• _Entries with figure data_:
────────

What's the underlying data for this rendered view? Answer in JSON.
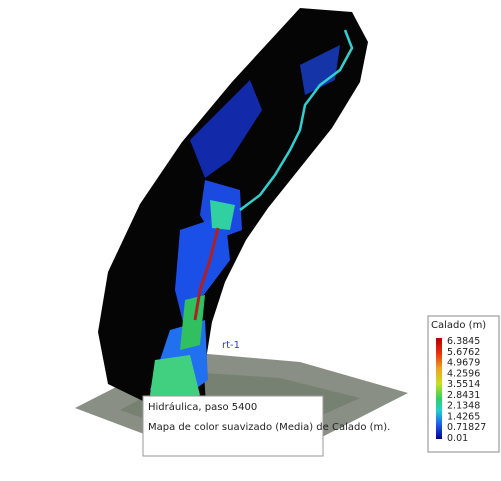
{
  "legend": {
    "title": "Calado (m)",
    "labels": [
      "6.3845",
      "5.6762",
      "4.9679",
      "4.2596",
      "3.5514",
      "2.8431",
      "2.1348",
      "1.4265",
      "0.71827",
      "0.01"
    ]
  },
  "annotation": "rt-1",
  "caption": {
    "lines": [
      "Hidráulica, paso 5400",
      "Mapa de color suavizado (Media) de Calado (m)."
    ]
  }
}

────────

• _Goal_: Print out the material word for word, omitting the pictures.

• _Completed task_:
What's the underlying data for this rendered view? Answer in JSON.
{
  "legend": {
    "title": "Calado (m)",
    "labels": [
      "6.3845",
      "5.6762",
      "4.9679",
      "4.2596",
      "3.5514",
      "2.8431",
      "2.1348",
      "1.4265",
      "0.71827",
      "0.01"
    ]
  },
  "annotation": "rt-1",
  "caption": {
    "lines": [
      "Hidráulica, paso 5400",
      "Mapa de color suavizado (Media) de Calado (m)."
    ]
  }
}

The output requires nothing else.